* **SOURCE TEXT**
--

Tennessee Firebird is an album by vibraphonist Gary Burton recorded in 1966 and released on the RCA label in 1967. The session featured both jazz and country musicians, including guitarist Chet Atkins, saxophonist Steve Marcus, fiddler Buddy Spicher, harmonica player Charlie McCoy and drummer Roy Haynes.

Reception
The Allmusic review by Ron Wynn stated: "While the concept of 'jazz-rock' was in its embryonic stages, Burton was experimenting with a style combining jazz improvisation with rock energy and rhythms. This 1967 session added another ingredient to the musical mix: country and bluegrass sensibility".

--

Collected data
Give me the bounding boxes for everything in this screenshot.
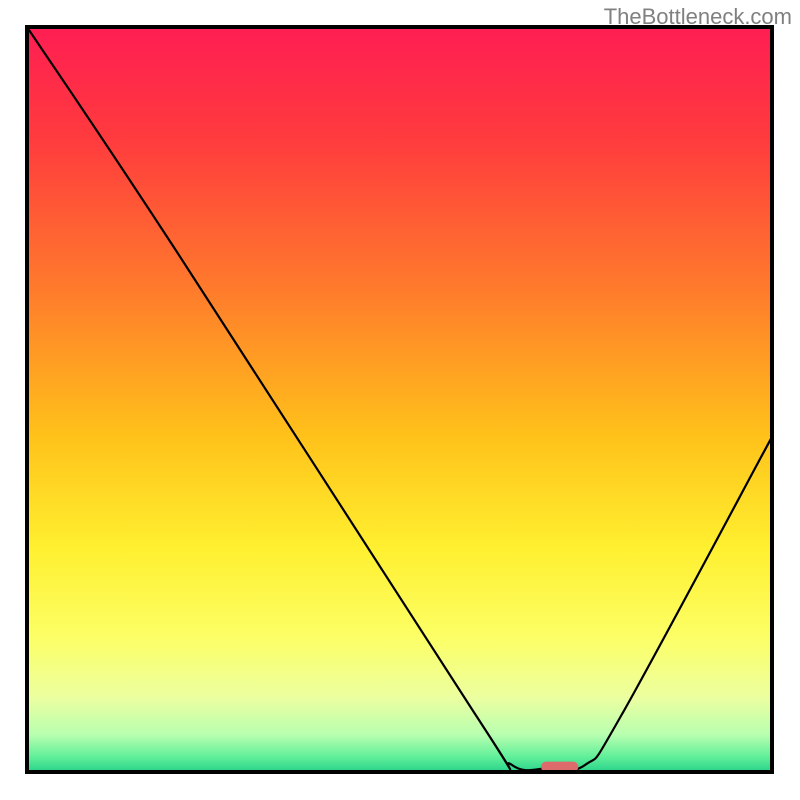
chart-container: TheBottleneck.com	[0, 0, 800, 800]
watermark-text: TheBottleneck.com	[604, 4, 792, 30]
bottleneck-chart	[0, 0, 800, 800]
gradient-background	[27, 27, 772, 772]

--

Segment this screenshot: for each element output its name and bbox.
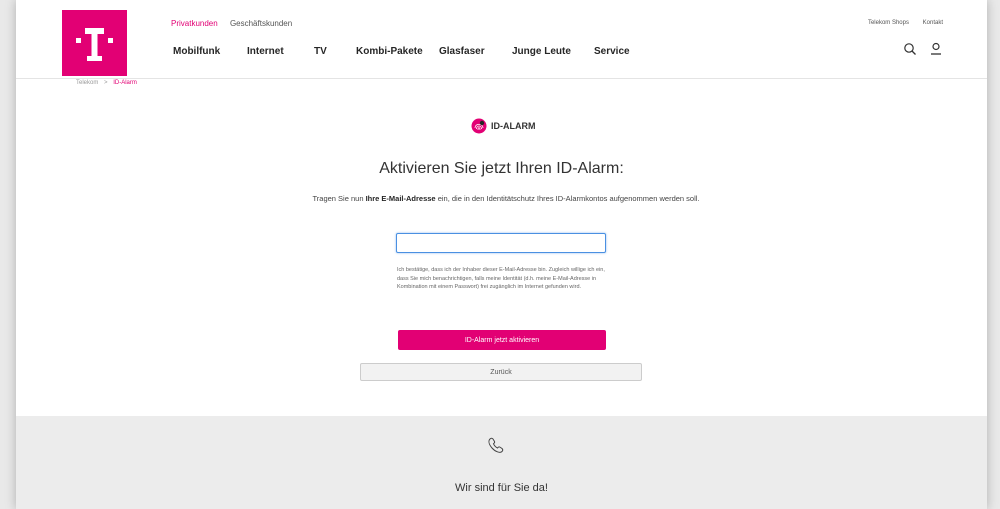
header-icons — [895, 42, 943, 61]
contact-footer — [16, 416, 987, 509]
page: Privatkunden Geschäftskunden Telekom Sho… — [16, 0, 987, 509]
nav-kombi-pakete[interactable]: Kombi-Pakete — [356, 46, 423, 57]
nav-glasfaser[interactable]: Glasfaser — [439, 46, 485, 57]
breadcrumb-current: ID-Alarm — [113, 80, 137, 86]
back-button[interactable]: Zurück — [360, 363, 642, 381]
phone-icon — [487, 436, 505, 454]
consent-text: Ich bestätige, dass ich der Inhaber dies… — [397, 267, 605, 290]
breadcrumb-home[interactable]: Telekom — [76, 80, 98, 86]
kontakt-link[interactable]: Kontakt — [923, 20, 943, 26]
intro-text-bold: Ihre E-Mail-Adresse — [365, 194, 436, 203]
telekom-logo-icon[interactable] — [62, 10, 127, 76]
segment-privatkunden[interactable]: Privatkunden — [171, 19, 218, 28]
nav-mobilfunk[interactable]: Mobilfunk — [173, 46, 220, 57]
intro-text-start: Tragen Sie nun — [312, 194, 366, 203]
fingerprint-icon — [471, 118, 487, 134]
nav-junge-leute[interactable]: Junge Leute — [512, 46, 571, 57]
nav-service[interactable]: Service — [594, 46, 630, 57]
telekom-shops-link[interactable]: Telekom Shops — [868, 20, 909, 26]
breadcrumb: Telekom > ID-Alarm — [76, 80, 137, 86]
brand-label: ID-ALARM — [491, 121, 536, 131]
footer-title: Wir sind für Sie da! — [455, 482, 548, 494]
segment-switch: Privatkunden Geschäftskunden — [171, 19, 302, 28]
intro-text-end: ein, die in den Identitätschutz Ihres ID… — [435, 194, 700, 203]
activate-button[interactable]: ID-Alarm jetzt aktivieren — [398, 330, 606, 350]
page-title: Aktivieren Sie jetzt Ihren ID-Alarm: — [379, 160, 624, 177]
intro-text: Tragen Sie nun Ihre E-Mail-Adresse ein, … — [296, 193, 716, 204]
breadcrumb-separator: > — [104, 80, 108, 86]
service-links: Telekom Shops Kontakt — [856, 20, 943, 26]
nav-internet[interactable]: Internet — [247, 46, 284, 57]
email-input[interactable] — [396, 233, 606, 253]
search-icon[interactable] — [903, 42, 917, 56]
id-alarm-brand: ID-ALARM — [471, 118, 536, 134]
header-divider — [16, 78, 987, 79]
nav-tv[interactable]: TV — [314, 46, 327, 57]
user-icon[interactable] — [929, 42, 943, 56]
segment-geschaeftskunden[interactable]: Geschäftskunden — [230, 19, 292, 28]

--

* **DIRECTIONS**
• A. In the album passage, whose review is quoted under Reception?
• B. Write out the album passage word for word, beginning with "Tennessee Firebird is" and stopping after "drummer Roy Haynes.".

* **EXERCISE RESPONSES**
• A. Ron Wynn's, in the Allmusic review.

• B.
Tennessee Firebird is an album by vibraphonist Gary Burton recorded in 1966 and released on the RCA label in 1967. The session featured both jazz and country musicians, including guitarist Chet Atkins, saxophonist Steve Marcus, fiddler Buddy Spicher, harmonica player Charlie McCoy and drummer Roy Haynes.